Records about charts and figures
★ ★ ★

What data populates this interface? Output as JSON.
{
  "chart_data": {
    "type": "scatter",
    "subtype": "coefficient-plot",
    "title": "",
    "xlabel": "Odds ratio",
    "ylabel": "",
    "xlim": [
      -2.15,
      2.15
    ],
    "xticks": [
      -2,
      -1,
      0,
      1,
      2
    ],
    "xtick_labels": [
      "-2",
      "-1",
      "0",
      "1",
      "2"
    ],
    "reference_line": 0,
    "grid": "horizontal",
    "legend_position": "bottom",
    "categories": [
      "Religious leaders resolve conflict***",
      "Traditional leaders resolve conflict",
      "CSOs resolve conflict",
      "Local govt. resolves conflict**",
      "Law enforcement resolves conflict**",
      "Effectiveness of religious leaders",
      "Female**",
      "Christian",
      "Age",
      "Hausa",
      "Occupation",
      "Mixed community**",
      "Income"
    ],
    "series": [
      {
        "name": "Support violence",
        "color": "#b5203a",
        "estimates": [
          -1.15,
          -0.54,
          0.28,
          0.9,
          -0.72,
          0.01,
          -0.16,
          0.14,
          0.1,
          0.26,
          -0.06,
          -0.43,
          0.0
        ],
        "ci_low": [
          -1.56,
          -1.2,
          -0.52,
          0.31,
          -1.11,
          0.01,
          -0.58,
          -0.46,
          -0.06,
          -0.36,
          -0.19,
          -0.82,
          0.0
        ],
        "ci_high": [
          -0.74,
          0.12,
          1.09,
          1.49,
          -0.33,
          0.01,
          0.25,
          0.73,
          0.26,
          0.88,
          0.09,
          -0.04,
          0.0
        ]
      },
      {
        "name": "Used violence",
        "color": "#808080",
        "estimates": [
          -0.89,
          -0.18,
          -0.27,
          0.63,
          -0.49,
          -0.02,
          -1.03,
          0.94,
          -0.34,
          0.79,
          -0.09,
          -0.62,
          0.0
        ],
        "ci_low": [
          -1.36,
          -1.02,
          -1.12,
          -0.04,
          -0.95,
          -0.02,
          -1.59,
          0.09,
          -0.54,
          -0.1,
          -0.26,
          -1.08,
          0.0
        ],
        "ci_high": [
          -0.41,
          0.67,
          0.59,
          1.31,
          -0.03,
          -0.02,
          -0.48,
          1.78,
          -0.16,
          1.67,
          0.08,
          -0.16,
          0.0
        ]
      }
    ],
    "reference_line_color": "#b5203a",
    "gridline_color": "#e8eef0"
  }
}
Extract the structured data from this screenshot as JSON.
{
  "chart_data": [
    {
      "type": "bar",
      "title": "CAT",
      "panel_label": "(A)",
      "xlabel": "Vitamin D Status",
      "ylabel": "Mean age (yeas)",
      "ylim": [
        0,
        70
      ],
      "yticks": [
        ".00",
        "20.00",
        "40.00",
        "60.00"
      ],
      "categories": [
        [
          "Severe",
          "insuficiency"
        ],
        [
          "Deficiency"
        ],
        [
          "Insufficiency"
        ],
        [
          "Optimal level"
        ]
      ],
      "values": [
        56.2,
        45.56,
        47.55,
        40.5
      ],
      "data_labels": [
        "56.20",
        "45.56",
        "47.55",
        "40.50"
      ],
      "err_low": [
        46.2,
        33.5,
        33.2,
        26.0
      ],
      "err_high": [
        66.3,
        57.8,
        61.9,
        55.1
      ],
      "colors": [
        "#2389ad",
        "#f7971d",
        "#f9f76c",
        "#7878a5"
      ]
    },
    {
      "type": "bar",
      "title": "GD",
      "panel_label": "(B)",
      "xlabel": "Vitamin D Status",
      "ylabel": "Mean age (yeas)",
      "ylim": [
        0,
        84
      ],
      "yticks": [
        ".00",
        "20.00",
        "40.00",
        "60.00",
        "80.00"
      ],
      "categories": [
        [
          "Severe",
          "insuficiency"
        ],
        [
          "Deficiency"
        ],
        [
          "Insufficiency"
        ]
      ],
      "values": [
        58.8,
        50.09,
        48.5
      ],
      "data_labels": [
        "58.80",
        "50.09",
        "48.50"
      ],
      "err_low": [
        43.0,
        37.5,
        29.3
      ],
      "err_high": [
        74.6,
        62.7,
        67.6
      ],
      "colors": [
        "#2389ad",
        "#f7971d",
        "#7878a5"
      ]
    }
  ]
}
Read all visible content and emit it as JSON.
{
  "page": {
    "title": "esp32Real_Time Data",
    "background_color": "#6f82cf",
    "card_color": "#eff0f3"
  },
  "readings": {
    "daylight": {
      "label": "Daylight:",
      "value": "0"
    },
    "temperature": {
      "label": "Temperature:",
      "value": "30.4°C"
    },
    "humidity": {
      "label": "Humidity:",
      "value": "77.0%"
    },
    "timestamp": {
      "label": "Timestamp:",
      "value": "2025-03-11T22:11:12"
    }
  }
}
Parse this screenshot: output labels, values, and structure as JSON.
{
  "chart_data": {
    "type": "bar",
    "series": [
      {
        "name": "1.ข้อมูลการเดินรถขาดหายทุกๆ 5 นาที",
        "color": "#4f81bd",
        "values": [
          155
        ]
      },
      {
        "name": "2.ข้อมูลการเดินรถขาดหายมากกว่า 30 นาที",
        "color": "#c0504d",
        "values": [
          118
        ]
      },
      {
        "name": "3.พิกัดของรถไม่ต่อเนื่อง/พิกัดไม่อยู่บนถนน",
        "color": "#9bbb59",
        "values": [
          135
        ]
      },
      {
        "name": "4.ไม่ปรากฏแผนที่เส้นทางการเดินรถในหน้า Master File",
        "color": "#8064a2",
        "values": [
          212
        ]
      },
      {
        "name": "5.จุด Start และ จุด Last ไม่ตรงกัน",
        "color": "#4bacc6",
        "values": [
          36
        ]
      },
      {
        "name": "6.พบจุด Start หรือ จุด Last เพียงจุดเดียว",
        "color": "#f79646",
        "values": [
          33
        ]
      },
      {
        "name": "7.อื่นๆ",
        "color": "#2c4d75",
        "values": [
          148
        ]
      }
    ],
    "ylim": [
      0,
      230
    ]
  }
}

★ ★ ★

Exercise instructions: Hand back the material above in full, exactly as written.

Answer in full:
What data populates this interface? Output as JSON.
{
  "chart_data": {
    "type": "scatter",
    "subtype": "coefficient-plot",
    "title": "",
    "xlabel": "Odds ratio",
    "ylabel": "",
    "xlim": [
      -2.15,
      2.15
    ],
    "xticks": [
      -2,
      -1,
      0,
      1,
      2
    ],
    "xtick_labels": [
      "-2",
      "-1",
      "0",
      "1",
      "2"
    ],
    "reference_line": 0,
    "grid": "horizontal",
    "legend_position": "bottom",
    "categories": [
      "Religious leaders resolve conflict***",
      "Traditional leaders resolve conflict",
      "CSOs resolve conflict",
      "Local govt. resolves conflict**",
      "Law enforcement resolves conflict**",
      "Effectiveness of religious leaders",
      "Female**",
      "Christian",
      "Age",
      "Hausa",
      "Occupation",
      "Mixed community**",
      "Income"
    ],
    "series": [
      {
        "name": "Support violence",
        "color": "#b5203a",
        "estimates": [
          -1.15,
          -0.54,
          0.28,
          0.9,
          -0.72,
          0.01,
          -0.16,
          0.14,
          0.1,
          0.26,
          -0.06,
          -0.43,
          0.0
        ],
        "ci_low": [
          -1.56,
          -1.2,
          -0.52,
          0.31,
          -1.11,
          0.01,
          -0.58,
          -0.46,
          -0.06,
          -0.36,
          -0.19,
          -0.82,
          0.0
        ],
        "ci_high": [
          -0.74,
          0.12,
          1.09,
          1.49,
          -0.33,
          0.01,
          0.25,
          0.73,
          0.26,
          0.88,
          0.09,
          -0.04,
          0.0
        ]
      },
      {
        "name": "Used violence",
        "color": "#808080",
        "estimates": [
          -0.89,
          -0.18,
          -0.27,
          0.63,
          -0.49,
          -0.02,
          -1.03,
          0.94,
          -0.34,
          0.79,
          -0.09,
          -0.62,
          0.0
        ],
        "ci_low": [
          -1.36,
          -1.02,
          -1.12,
          -0.04,
          -0.95,
          -0.02,
          -1.59,
          0.09,
          -0.54,
          -0.1,
          -0.26,
          -1.08,
          0.0
        ],
        "ci_high": [
          -0.41,
          0.67,
          0.59,
          1.31,
          -0.03,
          -0.02,
          -0.48,
          1.78,
          -0.16,
          1.67,
          0.08,
          -0.16,
          0.0
        ]
      }
    ],
    "reference_line_color": "#b5203a",
    "gridline_color": "#e8eef0"
  }
}
Extract the structured data from this screenshot as JSON.
{
  "chart_data": [
    {
      "type": "bar",
      "title": "CAT",
      "panel_label": "(A)",
      "xlabel": "Vitamin D Status",
      "ylabel": "Mean age (yeas)",
      "ylim": [
        0,
        70
      ],
      "yticks": [
        ".00",
        "20.00",
        "40.00",
        "60.00"
      ],
      "categories": [
        [
          "Severe",
          "insuficiency"
        ],
        [
          "Deficiency"
        ],
        [
          "Insufficiency"
        ],
        [
          "Optimal level"
        ]
      ],
      "values": [
        56.2,
        45.56,
        47.55,
        40.5
      ],
      "data_labels": [
        "56.20",
        "45.56",
        "47.55",
        "40.50"
      ],
      "err_low": [
        46.2,
        33.5,
        33.2,
        26.0
      ],
      "err_high": [
        66.3,
        57.8,
        61.9,
        55.1
      ],
      "colors": [
        "#2389ad",
        "#f7971d",
        "#f9f76c",
        "#7878a5"
      ]
    },
    {
      "type": "bar",
      "title": "GD",
      "panel_label": "(B)",
      "xlabel": "Vitamin D Status",
      "ylabel": "Mean age (yeas)",
      "ylim": [
        0,
        84
      ],
      "yticks": [
        ".00",
        "20.00",
        "40.00",
        "60.00",
        "80.00"
      ],
      "categories": [
        [
          "Severe",
          "insuficiency"
        ],
        [
          "Deficiency"
        ],
        [
          "Insufficiency"
        ]
      ],
      "values": [
        58.8,
        50.09,
        48.5
      ],
      "data_labels": [
        "58.80",
        "50.09",
        "48.50"
      ],
      "err_low": [
        43.0,
        37.5,
        29.3
      ],
      "err_high": [
        74.6,
        62.7,
        67.6
      ],
      "colors": [
        "#2389ad",
        "#f7971d",
        "#7878a5"
      ]
    }
  ]
}
Read all visible content and emit it as JSON.
{
  "page": {
    "title": "esp32Real_Time Data",
    "background_color": "#6f82cf",
    "card_color": "#eff0f3"
  },
  "readings": {
    "daylight": {
      "label": "Daylight:",
      "value": "0"
    },
    "temperature": {
      "label": "Temperature:",
      "value": "30.4°C"
    },
    "humidity": {
      "label": "Humidity:",
      "value": "77.0%"
    },
    "timestamp": {
      "label": "Timestamp:",
      "value": "2025-03-11T22:11:12"
    }
  }
}
Parse this screenshot: output labels, values, and structure as JSON.
{
  "chart_data": {
    "type": "bar",
    "series": [
      {
        "name": "1.ข้อมูลการเดินรถขาดหายทุกๆ 5 นาที",
        "color": "#4f81bd",
        "values": [
          155
        ]
      },
      {
        "name": "2.ข้อมูลการเดินรถขาดหายมากกว่า 30 นาที",
        "color": "#c0504d",
        "values": [
          118
        ]
      },
      {
        "name": "3.พิกัดของรถไม่ต่อเนื่อง/พิกัดไม่อยู่บนถนน",
        "color": "#9bbb59",
        "values": [
          135
        ]
      },
      {
        "name": "4.ไม่ปรากฏแผนที่เส้นทางการเดินรถในหน้า Master File",
        "color": "#8064a2",
        "values": [
          212
        ]
      },
      {
        "name": "5.จุด Start และ จุด Last ไม่ตรงกัน",
        "color": "#4bacc6",
        "values": [
          36
        ]
      },
      {
        "name": "6.พบจุด Start หรือ จุด Last เพียงจุดเดียว",
        "color": "#f79646",
        "values": [
          33
        ]
      },
      {
        "name": "7.อื่นๆ",
        "color": "#2c4d75",
        "values": [
          148
        ]
      }
    ],
    "ylim": [
      0,
      230
    ]
  }
}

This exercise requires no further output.